▶ _Your goal_
Your task is to extract every entry that follows word for word while excluding the pictures.

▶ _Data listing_
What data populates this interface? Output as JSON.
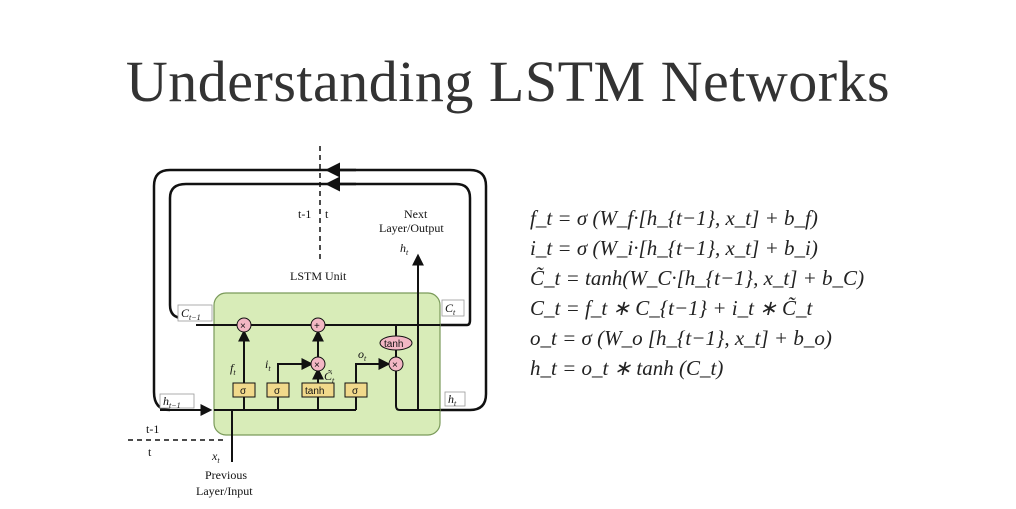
{
  "title": "Understanding LSTM Networks",
  "diagram": {
    "time_top_label": "t-1",
    "time_top_label_t": "t",
    "time_bottom_label": "t-1",
    "time_bottom_label_t": "t",
    "unit_label": "LSTM Unit",
    "next_label_line1": "Next",
    "next_label_line2": "Layer/Output",
    "prev_label_line1": "Previous",
    "prev_label_line2": "Layer/Input",
    "c_prev": "C",
    "c_prev_sub": "t−1",
    "c_t": "C",
    "c_t_sub": "t",
    "h_prev": "h",
    "h_prev_sub": "t−1",
    "h_t_out": "h",
    "h_t_out_sub": "t",
    "h_t_right": "h",
    "h_t_right_sub": "t",
    "x_t": "x",
    "x_t_sub": "t",
    "f_t": "f",
    "f_t_sub": "t",
    "i_t": "i",
    "i_t_sub": "t",
    "o_t": "o",
    "o_t_sub": "t",
    "c_tilde": "C̃",
    "c_tilde_sub": "t",
    "gate_sigma": "σ",
    "gate_tanh": "tanh",
    "op_mul": "×",
    "op_add": "+"
  },
  "equations": [
    "f_t = σ (W_f·[h_{t−1}, x_t] + b_f)",
    "i_t = σ (W_i·[h_{t−1}, x_t] + b_i)",
    "C̃_t = tanh(W_C·[h_{t−1}, x_t] + b_C)",
    "C_t = f_t ∗ C_{t−1} + i_t ∗ C̃_t",
    "o_t = σ (W_o [h_{t−1}, x_t] + b_o)",
    "h_t = o_t ∗ tanh (C_t)"
  ]
}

▶ _Solution for this problem_
What data populates this interface? Output as JSON.
{
  "title": "Understanding LSTM Networks",
  "diagram": {
    "time_top_label": "t-1",
    "time_top_label_t": "t",
    "time_bottom_label": "t-1",
    "time_bottom_label_t": "t",
    "unit_label": "LSTM Unit",
    "next_label_line1": "Next",
    "next_label_line2": "Layer/Output",
    "prev_label_line1": "Previous",
    "prev_label_line2": "Layer/Input",
    "c_prev": "C",
    "c_prev_sub": "t−1",
    "c_t": "C",
    "c_t_sub": "t",
    "h_prev": "h",
    "h_prev_sub": "t−1",
    "h_t_out": "h",
    "h_t_out_sub": "t",
    "h_t_right": "h",
    "h_t_right_sub": "t",
    "x_t": "x",
    "x_t_sub": "t",
    "f_t": "f",
    "f_t_sub": "t",
    "i_t": "i",
    "i_t_sub": "t",
    "o_t": "o",
    "o_t_sub": "t",
    "c_tilde": "C̃",
    "c_tilde_sub": "t",
    "gate_sigma": "σ",
    "gate_tanh": "tanh",
    "op_mul": "×",
    "op_add": "+"
  },
  "equations": [
    "f_t = σ (W_f·[h_{t−1}, x_t] + b_f)",
    "i_t = σ (W_i·[h_{t−1}, x_t] + b_i)",
    "C̃_t = tanh(W_C·[h_{t−1}, x_t] + b_C)",
    "C_t = f_t ∗ C_{t−1} + i_t ∗ C̃_t",
    "o_t = σ (W_o [h_{t−1}, x_t] + b_o)",
    "h_t = o_t ∗ tanh (C_t)"
  ]
}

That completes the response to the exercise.